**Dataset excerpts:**
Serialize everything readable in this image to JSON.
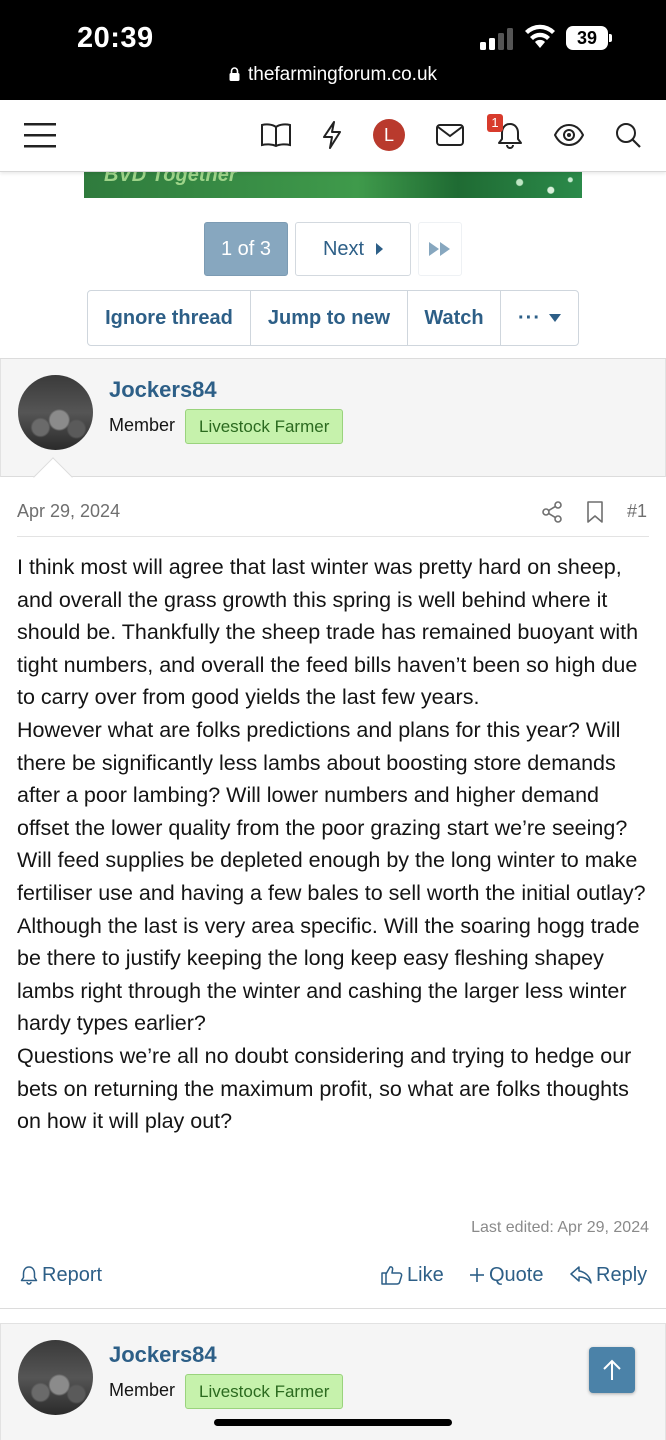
{
  "status_bar": {
    "time": "20:39",
    "battery": "39",
    "url": "thefarmingforum.co.uk"
  },
  "nav": {
    "icons": [
      "menu-icon",
      "book-icon",
      "lightning-icon",
      "avatar",
      "mail-icon",
      "bell-icon",
      "eye-icon",
      "search-icon"
    ],
    "avatar_letter": "L",
    "notification_count": "1"
  },
  "banner": {
    "text": "BVD Together"
  },
  "pagination": {
    "current": "1 of 3",
    "next": "Next"
  },
  "thread_actions": {
    "ignore": "Ignore thread",
    "jump": "Jump to new",
    "watch": "Watch",
    "more": "···"
  },
  "post": {
    "username": "Jockers84",
    "role": "Member",
    "badge": "Livestock Farmer",
    "date": "Apr 29, 2024",
    "number": "#1",
    "body": [
      "I think most will agree that last winter was pretty hard on sheep, and overall the grass growth this spring is well behind where it should be. Thankfully the sheep trade has remained buoyant with tight numbers, and overall the feed bills haven’t been so high due to carry over from good yields the last few years.",
      "However what are folks predictions and plans for this year? Will there be significantly less lambs about boosting store demands after a poor lambing? Will lower numbers and higher demand offset the lower quality from the poor grazing start we’re seeing? Will feed supplies be depleted enough by the long winter to make fertiliser use and having a few bales to sell worth the initial outlay? Although the last is very area specific. Will the soaring hogg trade be there to justify keeping the long keep easy fleshing shapey lambs right through the winter and cashing the larger less winter hardy types earlier?",
      "Questions we’re all no doubt considering and trying to hedge our bets on returning the maximum profit, so what are folks thoughts on how it will play out?"
    ],
    "last_edited": "Last edited: Apr 29, 2024",
    "actions": {
      "report": "Report",
      "like": "Like",
      "quote": "Quote",
      "reply": "Reply"
    }
  },
  "post2": {
    "username": "Jockers84",
    "role": "Member",
    "badge": "Livestock Farmer"
  }
}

**PROBLEM DESCRIPTION:** Each line in the entries above that includes the string "Livestock" should be extracted.

**ANSWER TO THE EXERCISE:**
    "badge": "Livestock Farmer",
    "badge": "Livestock Farmer"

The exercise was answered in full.